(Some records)
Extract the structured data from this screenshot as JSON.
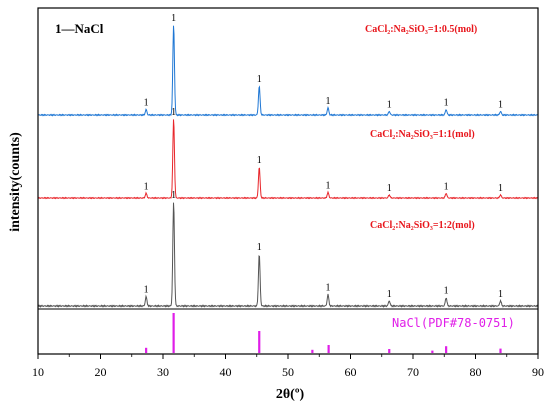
{
  "chart_data": {
    "type": "line",
    "xlabel": "2θ(º)",
    "ylabel": "intensity(counts)",
    "xlim": [
      10,
      90
    ],
    "xticks": [
      10,
      20,
      30,
      40,
      50,
      60,
      70,
      80,
      90
    ],
    "legend_key": "1—NaCl",
    "peak_marker_label": "1",
    "peaks": [
      27.3,
      31.7,
      45.4,
      56.4,
      66.2,
      75.3,
      84.0
    ],
    "series": [
      {
        "name": "CaCl₂:Na₂SiO₃=1:0.5(mol)",
        "color": "#1f77d4",
        "label_color": "#e8151b",
        "intensities": [
          0.06,
          1.0,
          0.32,
          0.08,
          0.04,
          0.06,
          0.04
        ]
      },
      {
        "name": "CaCl₂:Na₂SiO₃=1:1(mol)",
        "color": "#e8262b",
        "label_color": "#e8151b",
        "intensities": [
          0.06,
          1.0,
          0.39,
          0.07,
          0.04,
          0.06,
          0.04
        ]
      },
      {
        "name": "CaCl₂:Na₂SiO₃=1:2(mol)",
        "color": "#555555",
        "label_color": "#e8151b",
        "intensities": [
          0.09,
          1.0,
          0.5,
          0.11,
          0.05,
          0.08,
          0.05
        ]
      }
    ],
    "reference": {
      "name": "NaCl(PDF#78-0751)",
      "color": "#e01ee8",
      "positions": [
        27.3,
        31.7,
        45.4,
        53.9,
        56.5,
        66.2,
        73.1,
        75.3,
        84.0
      ],
      "intensities": [
        0.13,
        1.0,
        0.55,
        0.08,
        0.2,
        0.1,
        0.06,
        0.17,
        0.11
      ]
    }
  }
}
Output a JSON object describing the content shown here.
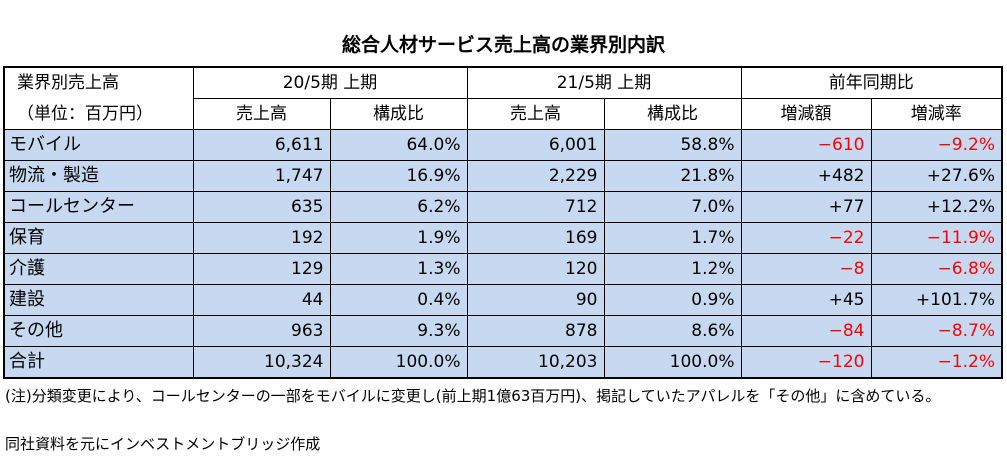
{
  "title": "総合人材サービス売上高の業界別内訳",
  "header": {
    "label_line1": "業界別売上高",
    "label_line2": "（単位：百万円）",
    "period1": "20/5期 上期",
    "period2": "21/5期 上期",
    "comparison": "前年同期比",
    "col_sales": "売上高",
    "col_ratio": "構成比",
    "col_diff": "増減額",
    "col_rate": "増減率"
  },
  "rows": [
    {
      "category": "モバイル",
      "sales1": "6,611",
      "ratio1": "64.0%",
      "sales2": "6,001",
      "ratio2": "58.8%",
      "diff": "−610",
      "rate": "−9.2%",
      "negative": true
    },
    {
      "category": "物流・製造",
      "sales1": "1,747",
      "ratio1": "16.9%",
      "sales2": "2,229",
      "ratio2": "21.8%",
      "diff": "+482",
      "rate": "+27.6%",
      "negative": false
    },
    {
      "category": "コールセンター",
      "sales1": "635",
      "ratio1": "6.2%",
      "sales2": "712",
      "ratio2": "7.0%",
      "diff": "+77",
      "rate": "+12.2%",
      "negative": false
    },
    {
      "category": "保育",
      "sales1": "192",
      "ratio1": "1.9%",
      "sales2": "169",
      "ratio2": "1.7%",
      "diff": "−22",
      "rate": "−11.9%",
      "negative": true
    },
    {
      "category": "介護",
      "sales1": "129",
      "ratio1": "1.3%",
      "sales2": "120",
      "ratio2": "1.2%",
      "diff": "−8",
      "rate": "−6.8%",
      "negative": true
    },
    {
      "category": "建設",
      "sales1": "44",
      "ratio1": "0.4%",
      "sales2": "90",
      "ratio2": "0.9%",
      "diff": "+45",
      "rate": "+101.7%",
      "negative": false
    },
    {
      "category": "その他",
      "sales1": "963",
      "ratio1": "9.3%",
      "sales2": "878",
      "ratio2": "8.6%",
      "diff": "−84",
      "rate": "−8.7%",
      "negative": true
    },
    {
      "category": "合計",
      "sales1": "10,324",
      "ratio1": "100.0%",
      "sales2": "10,203",
      "ratio2": "100.0%",
      "diff": "−120",
      "rate": "−1.2%",
      "negative": true
    }
  ],
  "notes": {
    "note1": "(注)分類変更により、コールセンターの一部をモバイルに変更し(前上期1億63百万円)、掲記していたアパレルを「その他」に含めている。",
    "note2": "同社資料を元にインベストメントブリッジ作成"
  },
  "colors": {
    "row_background": "#c6d9f0",
    "negative_text": "#ff0000"
  }
}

## Problem details:
Reproduce every line exactly and omit all pictures.

## Reply:
Extract the structured data from this screenshot as JSON.
{
  "chart_data": {
    "type": "line",
    "xlabel": "2θ(º)",
    "ylabel": "intensity(counts)",
    "xlim": [
      10,
      90
    ],
    "xticks": [
      10,
      20,
      30,
      40,
      50,
      60,
      70,
      80,
      90
    ],
    "legend_key": "1—NaCl",
    "peak_marker_label": "1",
    "peaks": [
      27.3,
      31.7,
      45.4,
      56.4,
      66.2,
      75.3,
      84.0
    ],
    "series": [
      {
        "name": "CaCl₂:Na₂SiO₃=1:0.5(mol)",
        "color": "#1f77d4",
        "label_color": "#e8151b",
        "intensities": [
          0.06,
          1.0,
          0.32,
          0.08,
          0.04,
          0.06,
          0.04
        ]
      },
      {
        "name": "CaCl₂:Na₂SiO₃=1:1(mol)",
        "color": "#e8262b",
        "label_color": "#e8151b",
        "intensities": [
          0.06,
          1.0,
          0.39,
          0.07,
          0.04,
          0.06,
          0.04
        ]
      },
      {
        "name": "CaCl₂:Na₂SiO₃=1:2(mol)",
        "color": "#555555",
        "label_color": "#e8151b",
        "intensities": [
          0.09,
          1.0,
          0.5,
          0.11,
          0.05,
          0.08,
          0.05
        ]
      }
    ],
    "reference": {
      "name": "NaCl(PDF#78-0751)",
      "color": "#e01ee8",
      "positions": [
        27.3,
        31.7,
        45.4,
        53.9,
        56.5,
        66.2,
        73.1,
        75.3,
        84.0
      ],
      "intensities": [
        0.13,
        1.0,
        0.55,
        0.08,
        0.2,
        0.1,
        0.06,
        0.17,
        0.11
      ]
    }
  }
}
Output a JSON object describing the content shown here.
{
  "title": "総合人材サービス売上高の業界別内訳",
  "header": {
    "label_line1": "業界別売上高",
    "label_line2": "（単位：百万円）",
    "period1": "20/5期 上期",
    "period2": "21/5期 上期",
    "comparison": "前年同期比",
    "col_sales": "売上高",
    "col_ratio": "構成比",
    "col_diff": "増減額",
    "col_rate": "増減率"
  },
  "rows": [
    {
      "category": "モバイル",
      "sales1": "6,611",
      "ratio1": "64.0%",
      "sales2": "6,001",
      "ratio2": "58.8%",
      "diff": "−610",
      "rate": "−9.2%",
      "negative": true
    },
    {
      "category": "物流・製造",
      "sales1": "1,747",
      "ratio1": "16.9%",
      "sales2": "2,229",
      "ratio2": "21.8%",
      "diff": "+482",
      "rate": "+27.6%",
      "negative": false
    },
    {
      "category": "コールセンター",
      "sales1": "635",
      "ratio1": "6.2%",
      "sales2": "712",
      "ratio2": "7.0%",
      "diff": "+77",
      "rate": "+12.2%",
      "negative": false
    },
    {
      "category": "保育",
      "sales1": "192",
      "ratio1": "1.9%",
      "sales2": "169",
      "ratio2": "1.7%",
      "diff": "−22",
      "rate": "−11.9%",
      "negative": true
    },
    {
      "category": "介護",
      "sales1": "129",
      "ratio1": "1.3%",
      "sales2": "120",
      "ratio2": "1.2%",
      "diff": "−8",
      "rate": "−6.8%",
      "negative": true
    },
    {
      "category": "建設",
      "sales1": "44",
      "ratio1": "0.4%",
      "sales2": "90",
      "ratio2": "0.9%",
      "diff": "+45",
      "rate": "+101.7%",
      "negative": false
    },
    {
      "category": "その他",
      "sales1": "963",
      "ratio1": "9.3%",
      "sales2": "878",
      "ratio2": "8.6%",
      "diff": "−84",
      "rate": "−8.7%",
      "negative": true
    },
    {
      "category": "合計",
      "sales1": "10,324",
      "ratio1": "100.0%",
      "sales2": "10,203",
      "ratio2": "100.0%",
      "diff": "−120",
      "rate": "−1.2%",
      "negative": true
    }
  ],
  "notes": {
    "note1": "(注)分類変更により、コールセンターの一部をモバイルに変更し(前上期1億63百万円)、掲記していたアパレルを「その他」に含めている。",
    "note2": "同社資料を元にインベストメントブリッジ作成"
  },
  "colors": {
    "row_background": "#c6d9f0",
    "negative_text": "#ff0000"
  }
}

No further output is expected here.